===== TASK DATA
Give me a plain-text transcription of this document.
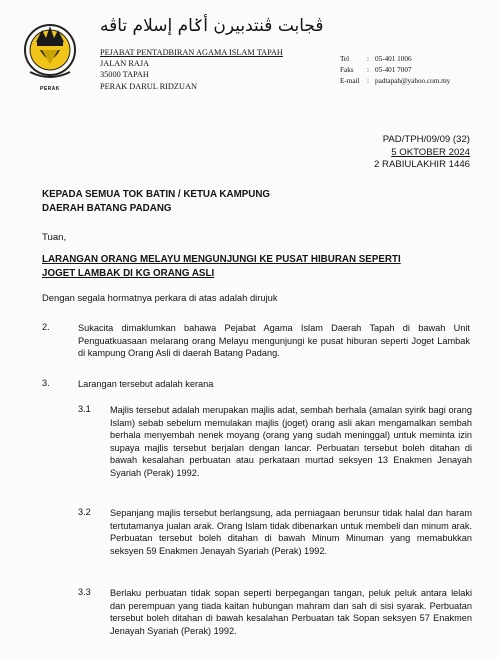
PERAK
ڤجابت ڤنتدبيرن أݢام إسلام تاڤه
PEJABAT PENTADBIRAN AGAMA ISLAM TAPAH
JALAN RAJA
35000 TAPAH
PERAK DARUL RIDZUAN
Tel : 05-401 1006
Faks : 05-401 7007
E-mail : padtapah@yahoo.com.my
PAD/TPH/09/09 (32)
5 OKTOBER 2024
2 RABIULAKHIR 1446
KEPADA SEMUA TOK BATIN / KETUA KAMPUNG
DAERAH BATANG PADANG
Tuan,
LARANGAN ORANG MELAYU MENGUNJUNGI KE PUSAT HIBURAN SEPERTI
JOGET LAMBAK DI KG ORANG ASLI
Dengan segala hormatnya perkara di atas adalah dirujuk
2.	Sukacita dimaklumkan bahawa Pejabat Agama Islam Daerah Tapah di bawah Unit Penguatkuasaan melarang orang Melayu mengunjungi ke pusat hiburan seperti Joget Lambak di kampung Orang Asli di daerah Batang Padang.
3.	Larangan tersebut adalah kerana
3.1 Majlis tersebut adalah merupakan majlis adat, sembah berhala (amalan syirik bagi orang Islam) sebab sebelum memulakan majlis (joget) orang asli akan mengamalkan sembah berhala menyembah nenek moyang (orang yang sudah meninggal) untuk meminta izin supaya majlis tersebut berjalan dengan lancar. Perbuatan tersebut boleh ditahan di bawah kesalahan perbuatan atau perkataan murtad seksyen 13 Enakmen Jenayah Syariah (Perak) 1992.
3.2 Sepanjang majlis tersebut berlangsung, ada perniagaan berunsur tidak halal dan haram tertutamanya jualan arak. Orang Islam tidak dibenarkan untuk membeli dan minum arak. Perbuatan tersebut boleh ditahan di bawah Minum Minuman yang memabukkan seksyen 59 Enakmen Jenayah Syariah (Perak) 1992.
3.3 Berlaku perbuatan tidak sopan seperti berpegangan tangan, peluk peluk antara lelaki dan perempuan yang tiada kaitan hubungan mahram dan sah di sisi syarak. Perbuatan tersebut boleh ditahan di bawah kesalahan Perbuatan tak Sopan seksyen 57 Enakmen Jenayah Syariah (Perak) 1992.
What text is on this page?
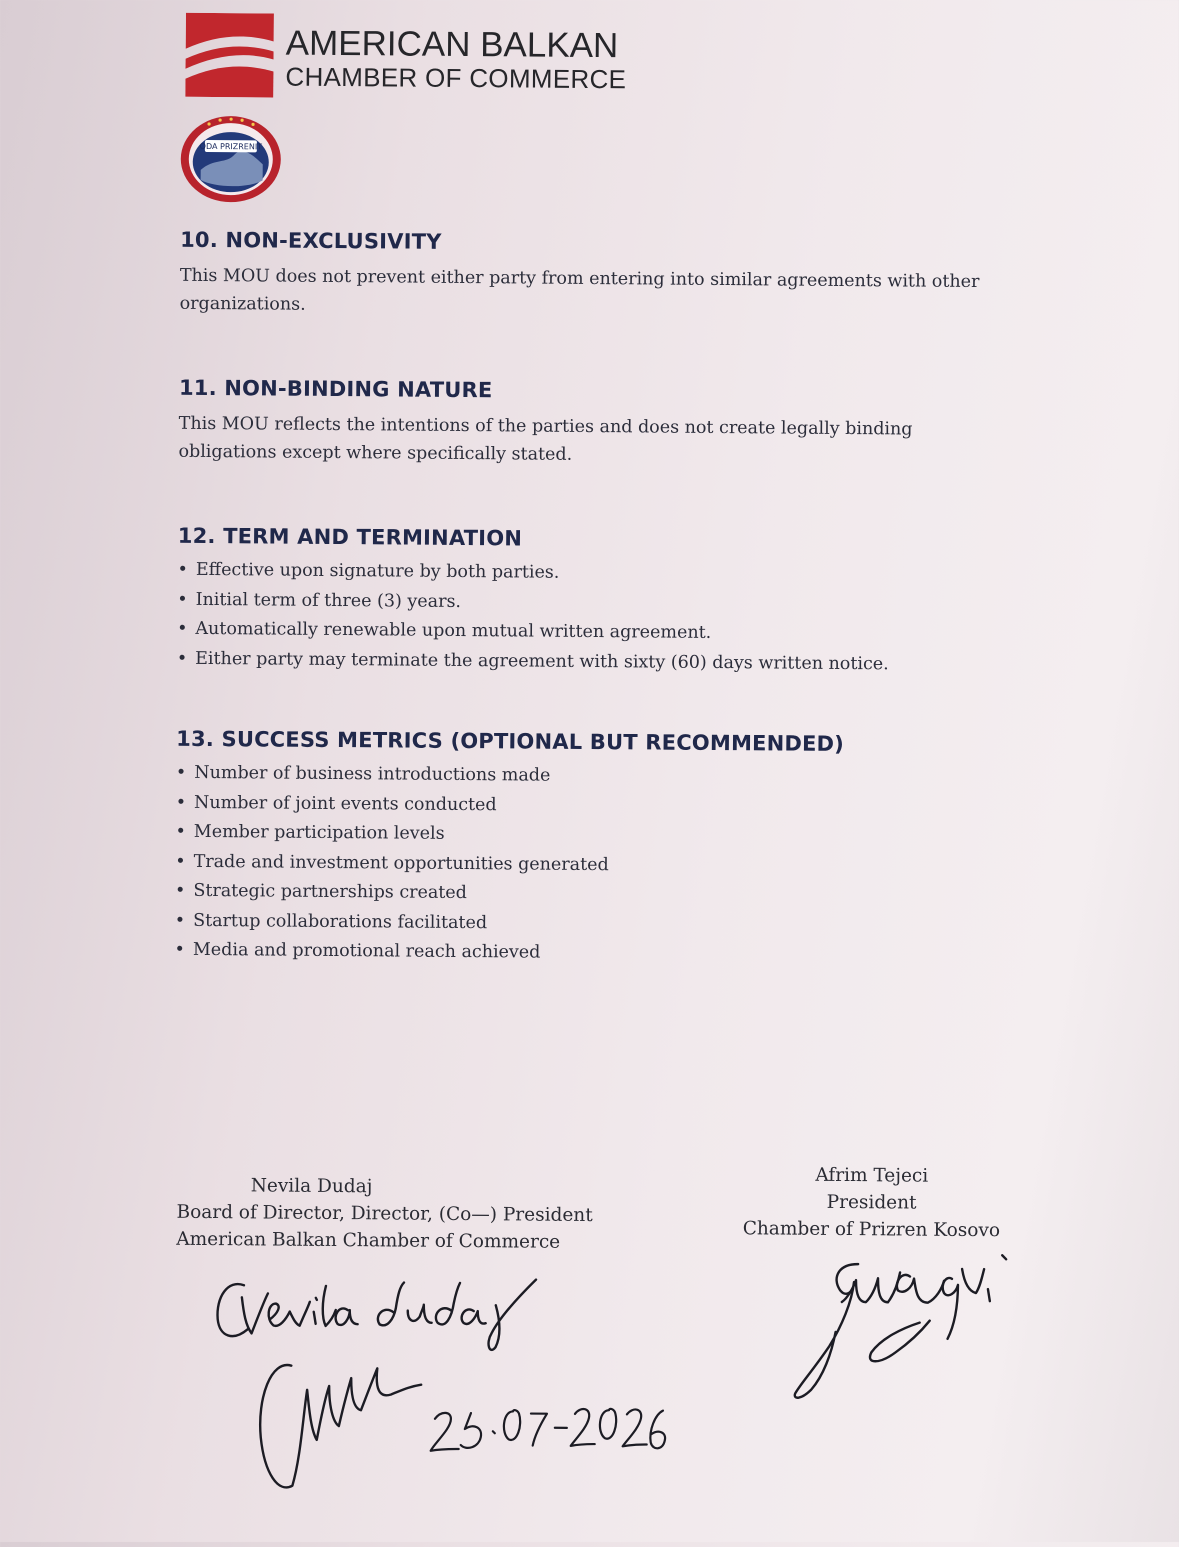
AMERICAN BALKAN
CHAMBER OF COMMERCE
ODA PRIZRENIT
10. NON-EXCLUSIVITY

This MOU does not prevent either party from entering into similar agreements with other
organizations.

11. NON-BINDING NATURE

This MOU reflects the intentions of the parties and does not create legally binding
obligations except where specifically stated.

12. TERM AND TERMINATION
• Effective upon signature by both parties.
• Initial term of three (3) years.
• Automatically renewable upon mutual written agreement.
• Either party may terminate the agreement with sixty (60) days written notice.
13. SUCCESS METRICS (OPTIONAL BUT RECOMMENDED)
• Number of business introductions made
• Number of joint events conducted
• Member participation levels
• Trade and investment opportunities generated
• Strategic partnerships created
• Startup collaborations facilitated
• Media and promotional reach achieved
Nevila Dudaj
Board of Director, Director, (Co—) President
American Balkan Chamber of Commerce
Afrim Tejeci
President
Chamber of Prizren Kosovo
==========
WORK INSTRUCTIONS → Skip the pictures, then retype every line above exactly.

EXERCISE SOLUTION →
Give me a plain-text transcription of this document.
PERAK
ڤجابت ڤنتدبيرن أݢام إسلام تاڤه
PEJABAT PENTADBIRAN AGAMA ISLAM TAPAH
JALAN RAJA
35000 TAPAH
PERAK DARUL RIDZUAN
Tel : 05-401 1006
Faks : 05-401 7007
E-mail : padtapah@yahoo.com.my
PAD/TPH/09/09 (32)
5 OKTOBER 2024
2 RABIULAKHIR 1446
KEPADA SEMUA TOK BATIN / KETUA KAMPUNG
DAERAH BATANG PADANG
Tuan,
LARANGAN ORANG MELAYU MENGUNJUNGI KE PUSAT HIBURAN SEPERTI
JOGET LAMBAK DI KG ORANG ASLI
Dengan segala hormatnya perkara di atas adalah dirujuk
2.	Sukacita dimaklumkan bahawa Pejabat Agama Islam Daerah Tapah di bawah Unit Penguatkuasaan melarang orang Melayu mengunjungi ke pusat hiburan seperti Joget Lambak di kampung Orang Asli di daerah Batang Padang.
3.	Larangan tersebut adalah kerana
3.1 Majlis tersebut adalah merupakan majlis adat, sembah berhala (amalan syirik bagi orang Islam) sebab sebelum memulakan majlis (joget) orang asli akan mengamalkan sembah berhala menyembah nenek moyang (orang yang sudah meninggal) untuk meminta izin supaya majlis tersebut berjalan dengan lancar. Perbuatan tersebut boleh ditahan di bawah kesalahan perbuatan atau perkataan murtad seksyen 13 Enakmen Jenayah Syariah (Perak) 1992.
3.2 Sepanjang majlis tersebut berlangsung, ada perniagaan berunsur tidak halal dan haram tertutamanya jualan arak. Orang Islam tidak dibenarkan untuk membeli dan minum arak. Perbuatan tersebut boleh ditahan di bawah Minum Minuman yang memabukkan seksyen 59 Enakmen Jenayah Syariah (Perak) 1992.
3.3 Berlaku perbuatan tidak sopan seperti berpegangan tangan, peluk peluk antara lelaki dan perempuan yang tiada kaitan hubungan mahram dan sah di sisi syarak. Perbuatan tersebut boleh ditahan di bawah kesalahan Perbuatan tak Sopan seksyen 57 Enakmen Jenayah Syariah (Perak) 1992.
What text is on this page?
AMERICAN BALKAN
CHAMBER OF COMMERCE
ODA PRIZRENIT
10. NON-EXCLUSIVITY

This MOU does not prevent either party from entering into similar agreements with other
organizations.

11. NON-BINDING NATURE

This MOU reflects the intentions of the parties and does not create legally binding
obligations except where specifically stated.

12. TERM AND TERMINATION
• Effective upon signature by both parties.
• Initial term of three (3) years.
• Automatically renewable upon mutual written agreement.
• Either party may terminate the agreement with sixty (60) days written notice.
13. SUCCESS METRICS (OPTIONAL BUT RECOMMENDED)
• Number of business introductions made
• Number of joint events conducted
• Member participation levels
• Trade and investment opportunities generated
• Strategic partnerships created
• Startup collaborations facilitated
• Media and promotional reach achieved
Nevila Dudaj
Board of Director, Director, (Co—) President
American Balkan Chamber of Commerce
Afrim Tejeci
President
Chamber of Prizren Kosovo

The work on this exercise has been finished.